## Set problem
Reproduce the lines of the material below character for character, starting at the line that contains "y-tick-label: 25 (683, 140, 695, 152)" and ending at the line that contains "bar (575, 225, 595, 279)", with both of those lines included.

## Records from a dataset
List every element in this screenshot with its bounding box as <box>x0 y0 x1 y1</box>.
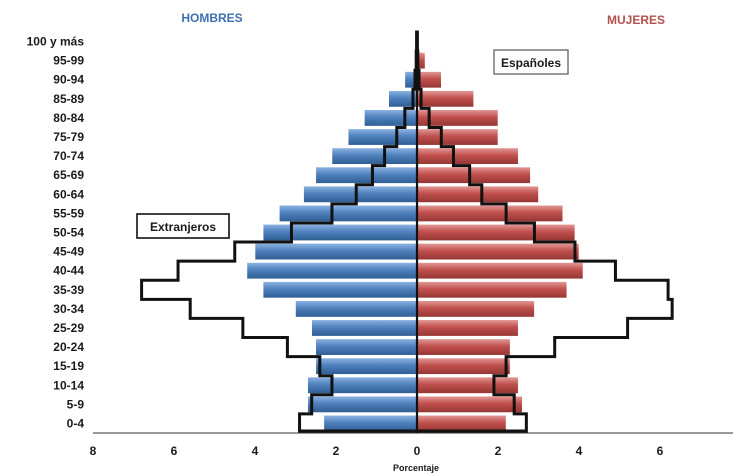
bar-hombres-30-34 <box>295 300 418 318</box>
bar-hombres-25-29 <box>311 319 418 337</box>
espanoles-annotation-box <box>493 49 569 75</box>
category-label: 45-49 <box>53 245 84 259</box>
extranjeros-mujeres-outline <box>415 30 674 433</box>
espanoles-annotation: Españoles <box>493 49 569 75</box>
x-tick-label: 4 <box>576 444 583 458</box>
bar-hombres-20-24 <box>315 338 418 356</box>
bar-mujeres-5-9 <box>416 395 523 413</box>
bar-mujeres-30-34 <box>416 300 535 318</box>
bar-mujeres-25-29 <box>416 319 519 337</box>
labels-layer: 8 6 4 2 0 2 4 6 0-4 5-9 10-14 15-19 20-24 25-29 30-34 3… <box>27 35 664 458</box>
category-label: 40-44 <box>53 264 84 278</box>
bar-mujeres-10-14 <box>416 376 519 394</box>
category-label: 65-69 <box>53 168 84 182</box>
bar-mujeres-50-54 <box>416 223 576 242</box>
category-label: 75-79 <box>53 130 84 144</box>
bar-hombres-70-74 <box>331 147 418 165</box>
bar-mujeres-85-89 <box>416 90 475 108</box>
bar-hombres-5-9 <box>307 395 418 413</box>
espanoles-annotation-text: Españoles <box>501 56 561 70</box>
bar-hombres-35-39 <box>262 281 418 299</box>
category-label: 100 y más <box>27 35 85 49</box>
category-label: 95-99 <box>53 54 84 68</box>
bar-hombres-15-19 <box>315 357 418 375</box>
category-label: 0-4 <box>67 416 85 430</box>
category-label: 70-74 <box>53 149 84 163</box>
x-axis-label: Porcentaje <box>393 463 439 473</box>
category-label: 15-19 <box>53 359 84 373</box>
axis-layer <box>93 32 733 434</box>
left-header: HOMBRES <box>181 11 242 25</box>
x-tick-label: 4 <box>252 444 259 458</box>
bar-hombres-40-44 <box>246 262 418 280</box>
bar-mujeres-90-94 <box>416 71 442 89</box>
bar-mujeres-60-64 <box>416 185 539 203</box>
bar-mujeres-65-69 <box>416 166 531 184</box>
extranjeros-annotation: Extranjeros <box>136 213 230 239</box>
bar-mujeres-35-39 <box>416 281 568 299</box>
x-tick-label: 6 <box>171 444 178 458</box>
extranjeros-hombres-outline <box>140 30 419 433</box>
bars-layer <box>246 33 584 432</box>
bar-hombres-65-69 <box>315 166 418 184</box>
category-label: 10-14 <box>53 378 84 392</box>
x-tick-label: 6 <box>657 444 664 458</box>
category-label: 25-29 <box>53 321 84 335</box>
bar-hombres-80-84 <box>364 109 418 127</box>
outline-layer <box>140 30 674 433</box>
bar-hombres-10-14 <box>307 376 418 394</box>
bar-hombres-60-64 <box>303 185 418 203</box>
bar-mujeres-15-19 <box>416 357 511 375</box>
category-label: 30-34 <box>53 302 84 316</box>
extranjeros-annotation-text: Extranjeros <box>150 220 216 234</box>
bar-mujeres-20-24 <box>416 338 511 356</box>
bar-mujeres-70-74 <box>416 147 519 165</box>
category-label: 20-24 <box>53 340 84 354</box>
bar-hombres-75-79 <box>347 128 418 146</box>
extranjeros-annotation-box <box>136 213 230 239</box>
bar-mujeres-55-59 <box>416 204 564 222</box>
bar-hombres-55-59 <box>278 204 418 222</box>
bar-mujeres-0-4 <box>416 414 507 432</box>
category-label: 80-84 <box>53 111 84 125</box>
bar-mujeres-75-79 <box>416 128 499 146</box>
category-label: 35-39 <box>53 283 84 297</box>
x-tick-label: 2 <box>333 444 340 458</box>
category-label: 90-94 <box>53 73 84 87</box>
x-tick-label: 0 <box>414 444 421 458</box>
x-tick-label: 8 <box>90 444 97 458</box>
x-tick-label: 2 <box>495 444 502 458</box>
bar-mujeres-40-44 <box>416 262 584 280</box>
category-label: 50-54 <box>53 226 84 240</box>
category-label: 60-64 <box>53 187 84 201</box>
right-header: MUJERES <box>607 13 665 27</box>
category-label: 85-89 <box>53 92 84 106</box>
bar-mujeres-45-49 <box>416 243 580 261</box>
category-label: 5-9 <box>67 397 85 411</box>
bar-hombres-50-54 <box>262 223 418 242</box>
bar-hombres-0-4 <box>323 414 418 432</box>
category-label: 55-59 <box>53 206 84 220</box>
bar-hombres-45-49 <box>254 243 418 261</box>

* * *

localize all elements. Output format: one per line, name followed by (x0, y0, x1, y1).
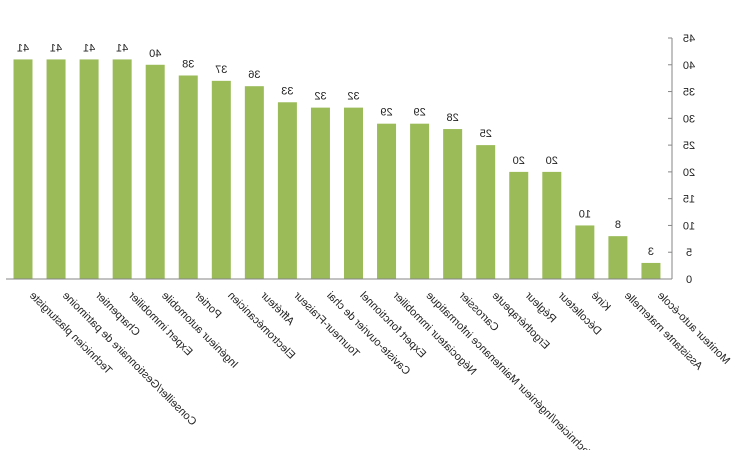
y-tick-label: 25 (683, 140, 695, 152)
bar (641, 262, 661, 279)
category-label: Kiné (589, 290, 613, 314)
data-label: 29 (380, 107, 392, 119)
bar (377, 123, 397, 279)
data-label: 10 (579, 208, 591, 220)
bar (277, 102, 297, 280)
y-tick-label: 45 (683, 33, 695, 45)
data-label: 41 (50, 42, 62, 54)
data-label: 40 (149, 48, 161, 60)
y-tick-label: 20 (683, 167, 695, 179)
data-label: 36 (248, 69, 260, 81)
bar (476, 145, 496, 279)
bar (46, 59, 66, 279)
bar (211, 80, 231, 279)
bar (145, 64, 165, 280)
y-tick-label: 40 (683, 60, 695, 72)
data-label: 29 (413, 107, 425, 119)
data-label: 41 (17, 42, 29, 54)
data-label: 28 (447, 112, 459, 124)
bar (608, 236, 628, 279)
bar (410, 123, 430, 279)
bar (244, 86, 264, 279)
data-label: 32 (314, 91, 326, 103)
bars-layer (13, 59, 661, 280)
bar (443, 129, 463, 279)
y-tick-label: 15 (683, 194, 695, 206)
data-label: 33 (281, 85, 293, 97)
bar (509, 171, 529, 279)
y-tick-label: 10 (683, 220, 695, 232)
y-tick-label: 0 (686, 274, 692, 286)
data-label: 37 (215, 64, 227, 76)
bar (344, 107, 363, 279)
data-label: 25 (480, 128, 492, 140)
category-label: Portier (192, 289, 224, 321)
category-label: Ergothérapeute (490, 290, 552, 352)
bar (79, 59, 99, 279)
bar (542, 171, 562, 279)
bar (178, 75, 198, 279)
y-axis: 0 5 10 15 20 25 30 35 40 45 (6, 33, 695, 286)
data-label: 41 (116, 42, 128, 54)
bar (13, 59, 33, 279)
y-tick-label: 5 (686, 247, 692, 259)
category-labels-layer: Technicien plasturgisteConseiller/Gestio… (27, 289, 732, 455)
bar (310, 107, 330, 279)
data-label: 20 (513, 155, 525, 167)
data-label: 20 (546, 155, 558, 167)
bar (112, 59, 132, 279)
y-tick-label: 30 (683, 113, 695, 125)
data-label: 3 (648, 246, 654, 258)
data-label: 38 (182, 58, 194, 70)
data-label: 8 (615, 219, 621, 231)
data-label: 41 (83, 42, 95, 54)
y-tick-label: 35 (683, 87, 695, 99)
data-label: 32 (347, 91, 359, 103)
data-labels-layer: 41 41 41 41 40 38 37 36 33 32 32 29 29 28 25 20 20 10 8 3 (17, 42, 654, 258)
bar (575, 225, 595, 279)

## The answer
y-tick-label: 25 (683, 140, 695, 152)
bar (641, 262, 661, 279)
category-label: Kiné (589, 290, 613, 314)
data-label: 29 (380, 107, 392, 119)
bar (377, 123, 397, 279)
data-label: 10 (579, 208, 591, 220)
bar (277, 102, 297, 280)
y-tick-label: 45 (683, 33, 695, 45)
data-label: 41 (50, 42, 62, 54)
data-label: 40 (149, 48, 161, 60)
y-tick-label: 20 (683, 167, 695, 179)
data-label: 36 (248, 69, 260, 81)
bar (476, 145, 496, 279)
bar (46, 59, 66, 279)
bar (211, 80, 231, 279)
bar (145, 64, 165, 280)
y-tick-label: 40 (683, 60, 695, 72)
data-label: 29 (413, 107, 425, 119)
data-label: 41 (17, 42, 29, 54)
data-label: 28 (447, 112, 459, 124)
bar (608, 236, 628, 279)
bar (410, 123, 430, 279)
bar (244, 86, 264, 279)
data-label: 32 (314, 91, 326, 103)
bars-layer (13, 59, 661, 280)
bar (443, 129, 463, 279)
y-tick-label: 15 (683, 194, 695, 206)
data-label: 33 (281, 85, 293, 97)
bar (509, 171, 529, 279)
y-tick-label: 10 (683, 220, 695, 232)
y-tick-label: 0 (686, 274, 692, 286)
data-label: 37 (215, 64, 227, 76)
bar (344, 107, 363, 279)
data-label: 25 (480, 128, 492, 140)
category-label: Portier (192, 289, 224, 321)
category-label: Ergothérapeute (490, 290, 552, 352)
bar (79, 59, 99, 279)
bar (542, 171, 562, 279)
bar (178, 75, 198, 279)
y-axis: 0 5 10 15 20 25 30 35 40 45 (6, 33, 695, 286)
data-label: 41 (116, 42, 128, 54)
bar (13, 59, 33, 279)
y-tick-label: 5 (686, 247, 692, 259)
category-labels-layer: Technicien plasturgisteConseiller/Gestio… (27, 289, 732, 455)
bar (310, 107, 330, 279)
data-label: 20 (513, 155, 525, 167)
data-label: 20 (546, 155, 558, 167)
bar (112, 59, 132, 279)
y-tick-label: 30 (683, 113, 695, 125)
data-label: 3 (648, 246, 654, 258)
data-label: 38 (182, 58, 194, 70)
data-label: 8 (615, 219, 621, 231)
data-label: 41 (83, 42, 95, 54)
y-tick-label: 35 (683, 87, 695, 99)
data-label: 32 (347, 91, 359, 103)
data-labels-layer: 41 41 41 41 40 38 37 36 33 32 32 29 29 28 25 20 20 10 8 3 (17, 42, 654, 258)
bar (575, 225, 595, 279)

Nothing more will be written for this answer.